# [AIM]
Wherever a line holds the word "Name", copy that line out.

- - - - - - -

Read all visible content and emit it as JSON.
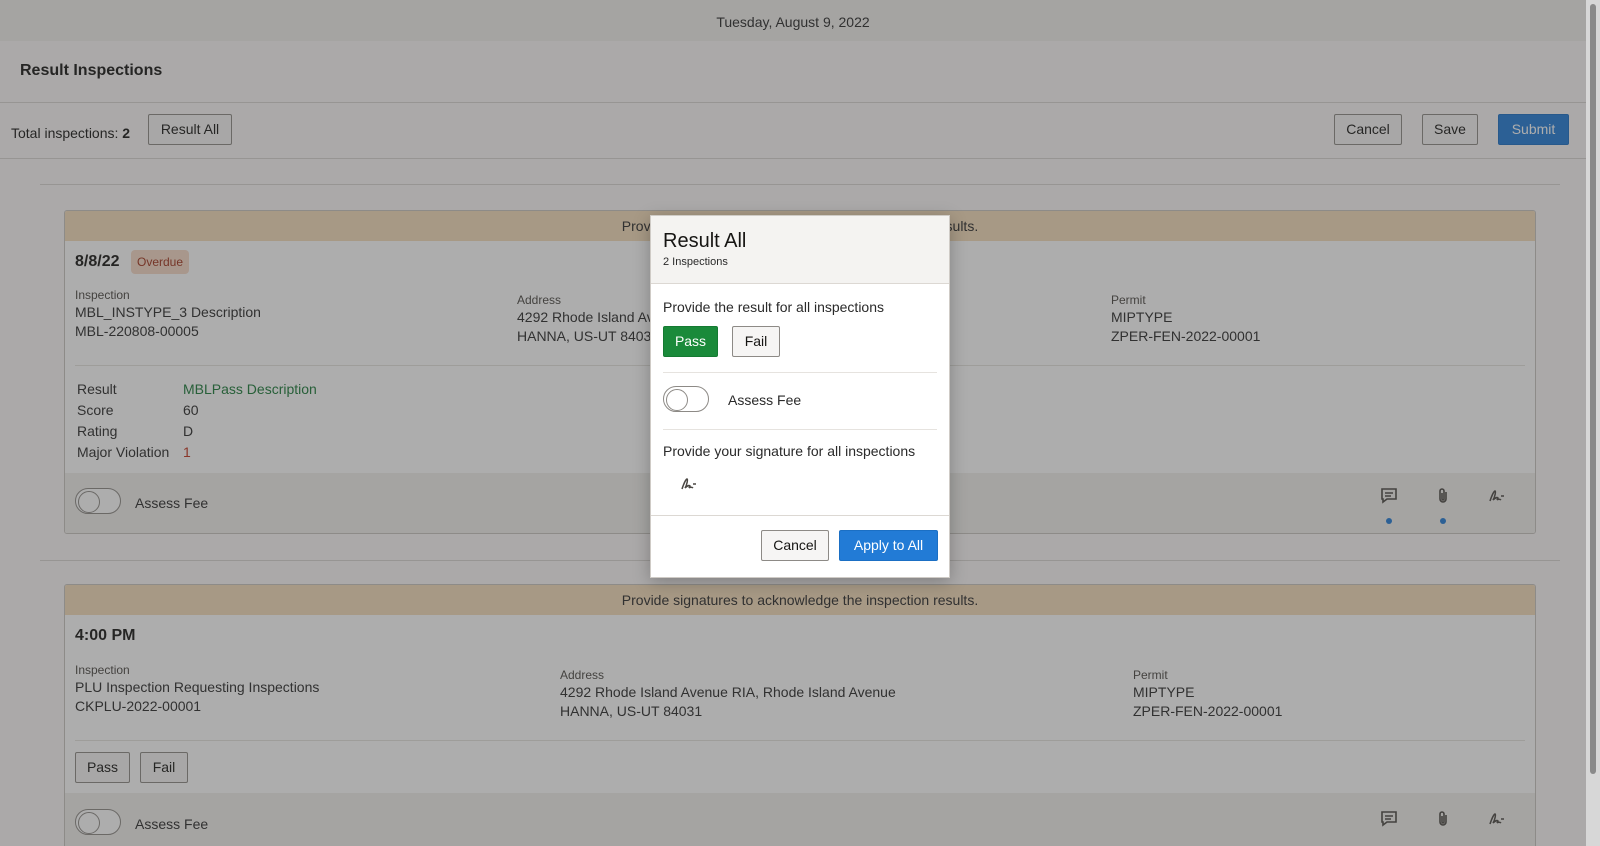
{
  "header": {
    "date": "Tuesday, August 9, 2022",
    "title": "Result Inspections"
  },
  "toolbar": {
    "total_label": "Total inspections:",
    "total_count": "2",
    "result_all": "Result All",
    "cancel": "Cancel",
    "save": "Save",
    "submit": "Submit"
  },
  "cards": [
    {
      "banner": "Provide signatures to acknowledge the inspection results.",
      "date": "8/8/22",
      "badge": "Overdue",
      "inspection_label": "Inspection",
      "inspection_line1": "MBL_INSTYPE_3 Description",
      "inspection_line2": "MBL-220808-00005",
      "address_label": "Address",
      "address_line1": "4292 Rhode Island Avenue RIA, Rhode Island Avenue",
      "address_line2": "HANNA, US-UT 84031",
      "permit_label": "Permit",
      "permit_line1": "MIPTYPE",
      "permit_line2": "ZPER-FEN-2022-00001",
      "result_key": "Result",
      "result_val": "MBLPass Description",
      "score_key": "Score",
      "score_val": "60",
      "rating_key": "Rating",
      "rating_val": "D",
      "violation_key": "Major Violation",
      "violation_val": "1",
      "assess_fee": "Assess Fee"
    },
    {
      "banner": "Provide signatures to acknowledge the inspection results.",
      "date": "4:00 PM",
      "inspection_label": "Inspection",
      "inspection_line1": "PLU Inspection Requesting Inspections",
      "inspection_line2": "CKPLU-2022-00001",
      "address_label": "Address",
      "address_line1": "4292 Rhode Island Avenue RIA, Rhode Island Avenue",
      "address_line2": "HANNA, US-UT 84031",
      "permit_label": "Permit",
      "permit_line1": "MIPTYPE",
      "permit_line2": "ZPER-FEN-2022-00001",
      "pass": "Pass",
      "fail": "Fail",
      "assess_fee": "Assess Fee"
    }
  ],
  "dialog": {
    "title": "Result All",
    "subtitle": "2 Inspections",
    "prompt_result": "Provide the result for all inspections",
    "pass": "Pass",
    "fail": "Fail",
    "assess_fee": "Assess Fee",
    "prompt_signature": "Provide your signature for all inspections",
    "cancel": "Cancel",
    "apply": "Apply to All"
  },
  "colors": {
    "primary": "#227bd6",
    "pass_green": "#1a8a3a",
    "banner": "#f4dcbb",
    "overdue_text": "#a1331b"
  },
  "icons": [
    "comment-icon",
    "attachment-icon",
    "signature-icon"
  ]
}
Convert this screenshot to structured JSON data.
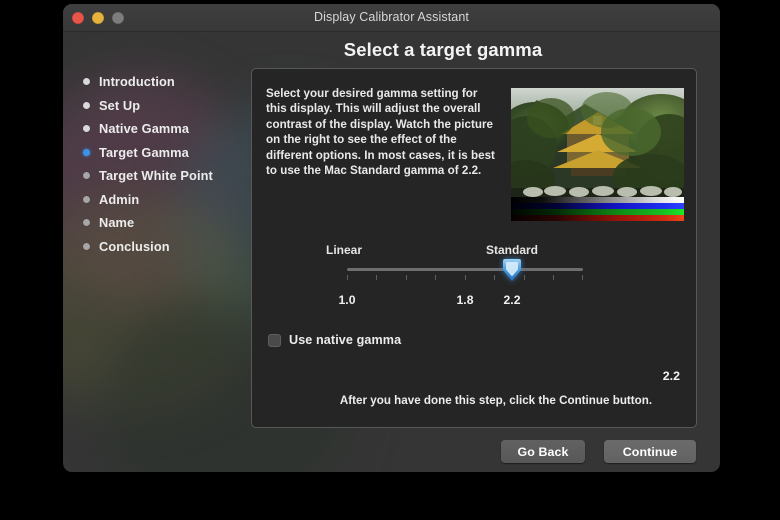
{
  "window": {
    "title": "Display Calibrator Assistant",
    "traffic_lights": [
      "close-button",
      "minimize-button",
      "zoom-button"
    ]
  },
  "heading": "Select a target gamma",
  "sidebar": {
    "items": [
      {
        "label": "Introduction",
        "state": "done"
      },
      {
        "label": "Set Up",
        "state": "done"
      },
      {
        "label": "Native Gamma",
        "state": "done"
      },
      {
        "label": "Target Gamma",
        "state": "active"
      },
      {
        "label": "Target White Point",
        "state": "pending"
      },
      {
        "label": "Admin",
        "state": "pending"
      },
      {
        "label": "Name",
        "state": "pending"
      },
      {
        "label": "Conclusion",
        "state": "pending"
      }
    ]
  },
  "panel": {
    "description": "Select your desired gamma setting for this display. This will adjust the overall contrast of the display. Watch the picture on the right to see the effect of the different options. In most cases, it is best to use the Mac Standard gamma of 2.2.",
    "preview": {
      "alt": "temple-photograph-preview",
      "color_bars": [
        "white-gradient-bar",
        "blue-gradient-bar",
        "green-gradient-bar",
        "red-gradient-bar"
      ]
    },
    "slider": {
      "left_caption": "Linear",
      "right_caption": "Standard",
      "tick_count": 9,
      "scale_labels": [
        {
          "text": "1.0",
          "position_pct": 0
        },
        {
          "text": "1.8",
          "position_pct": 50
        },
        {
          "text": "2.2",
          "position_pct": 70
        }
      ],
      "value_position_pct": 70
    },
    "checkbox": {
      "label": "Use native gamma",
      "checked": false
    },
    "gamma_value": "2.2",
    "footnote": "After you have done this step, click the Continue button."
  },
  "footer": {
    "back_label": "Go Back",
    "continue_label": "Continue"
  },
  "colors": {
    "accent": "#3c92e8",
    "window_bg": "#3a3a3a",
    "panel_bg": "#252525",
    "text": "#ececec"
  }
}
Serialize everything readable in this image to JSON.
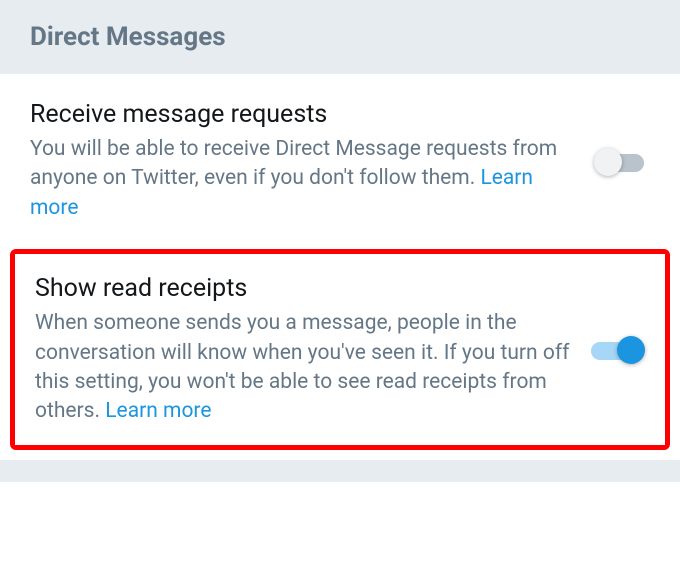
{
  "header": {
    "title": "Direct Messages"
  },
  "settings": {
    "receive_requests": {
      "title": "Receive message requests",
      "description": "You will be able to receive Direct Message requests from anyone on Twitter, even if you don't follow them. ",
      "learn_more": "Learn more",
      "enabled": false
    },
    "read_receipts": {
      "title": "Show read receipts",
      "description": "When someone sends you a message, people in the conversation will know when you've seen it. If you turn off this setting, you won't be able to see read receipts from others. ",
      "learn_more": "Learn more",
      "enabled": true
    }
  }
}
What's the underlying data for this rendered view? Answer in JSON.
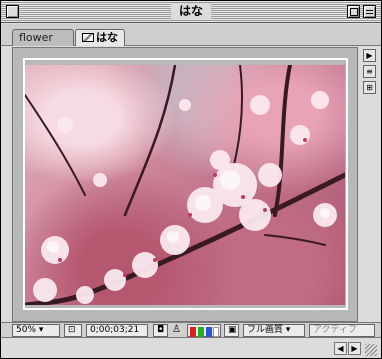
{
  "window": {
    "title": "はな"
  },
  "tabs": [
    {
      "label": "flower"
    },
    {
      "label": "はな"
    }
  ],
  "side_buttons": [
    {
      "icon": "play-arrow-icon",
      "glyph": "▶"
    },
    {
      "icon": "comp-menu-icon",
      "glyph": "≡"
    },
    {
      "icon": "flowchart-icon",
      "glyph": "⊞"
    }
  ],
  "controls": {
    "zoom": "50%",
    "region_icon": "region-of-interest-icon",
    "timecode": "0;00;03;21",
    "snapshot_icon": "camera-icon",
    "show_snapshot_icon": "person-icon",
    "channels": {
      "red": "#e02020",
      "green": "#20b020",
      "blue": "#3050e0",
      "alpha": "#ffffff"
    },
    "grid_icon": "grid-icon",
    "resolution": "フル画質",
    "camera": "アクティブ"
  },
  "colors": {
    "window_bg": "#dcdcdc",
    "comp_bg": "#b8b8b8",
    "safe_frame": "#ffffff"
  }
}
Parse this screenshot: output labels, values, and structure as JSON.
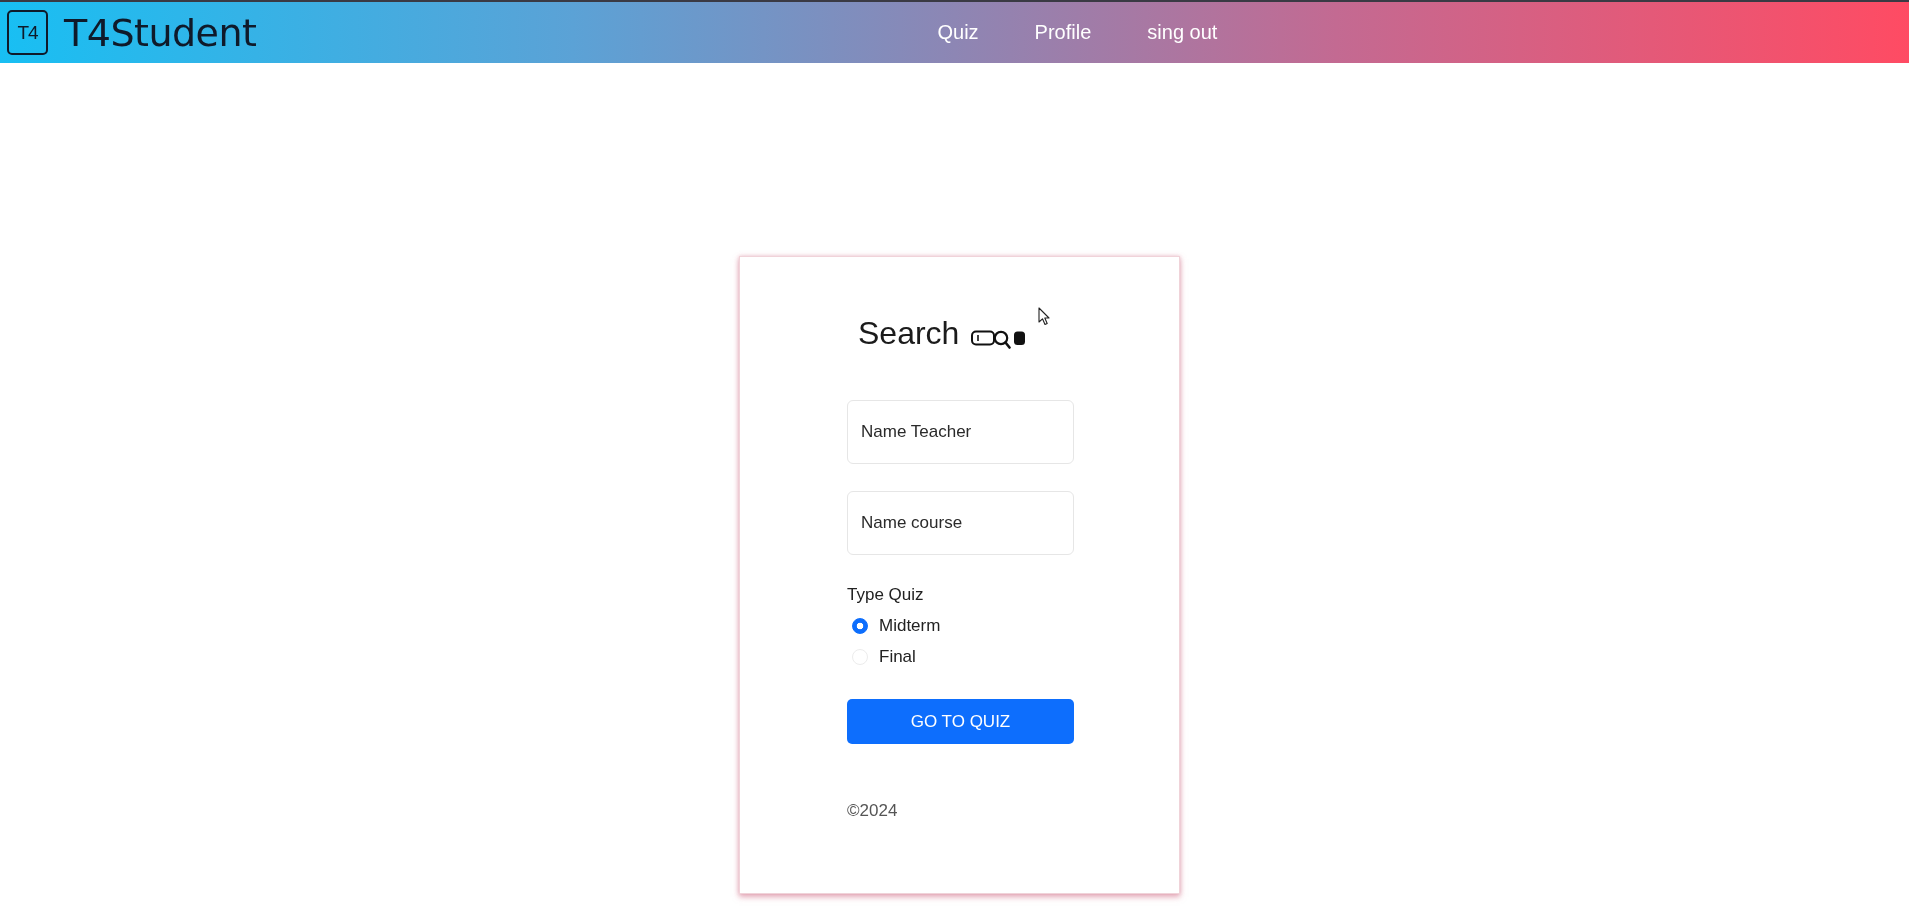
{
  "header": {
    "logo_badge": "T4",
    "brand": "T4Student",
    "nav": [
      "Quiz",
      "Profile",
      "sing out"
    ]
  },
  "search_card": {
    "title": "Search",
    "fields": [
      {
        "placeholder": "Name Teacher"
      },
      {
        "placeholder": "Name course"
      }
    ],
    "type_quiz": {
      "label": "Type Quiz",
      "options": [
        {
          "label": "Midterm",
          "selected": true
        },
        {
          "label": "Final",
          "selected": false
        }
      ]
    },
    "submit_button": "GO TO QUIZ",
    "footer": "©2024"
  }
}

- - - - - - -

# [SOLUTION]
        "label": "Name",
        "placeholder": "Name Teacher"
        "placeholder": "Name course"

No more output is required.